* START Input rows *

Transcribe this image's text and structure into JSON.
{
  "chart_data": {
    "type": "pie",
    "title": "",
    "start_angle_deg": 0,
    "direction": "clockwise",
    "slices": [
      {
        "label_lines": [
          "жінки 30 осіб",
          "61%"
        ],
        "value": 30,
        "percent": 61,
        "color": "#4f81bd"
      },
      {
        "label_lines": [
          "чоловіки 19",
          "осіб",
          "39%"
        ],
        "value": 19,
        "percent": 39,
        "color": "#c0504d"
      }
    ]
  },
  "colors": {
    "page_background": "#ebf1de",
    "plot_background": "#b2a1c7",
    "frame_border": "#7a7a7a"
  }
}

* END Input rows *

= What you have to do =
Give back all the data exactly as written.

= Finished answer =
Transcribe this image's text and structure into JSON.
{
  "chart_data": {
    "type": "pie",
    "title": "",
    "start_angle_deg": 0,
    "direction": "clockwise",
    "slices": [
      {
        "label_lines": [
          "жінки 30 осіб",
          "61%"
        ],
        "value": 30,
        "percent": 61,
        "color": "#4f81bd"
      },
      {
        "label_lines": [
          "чоловіки 19",
          "осіб",
          "39%"
        ],
        "value": 19,
        "percent": 39,
        "color": "#c0504d"
      }
    ]
  },
  "colors": {
    "page_background": "#ebf1de",
    "plot_background": "#b2a1c7",
    "frame_border": "#7a7a7a"
  }
}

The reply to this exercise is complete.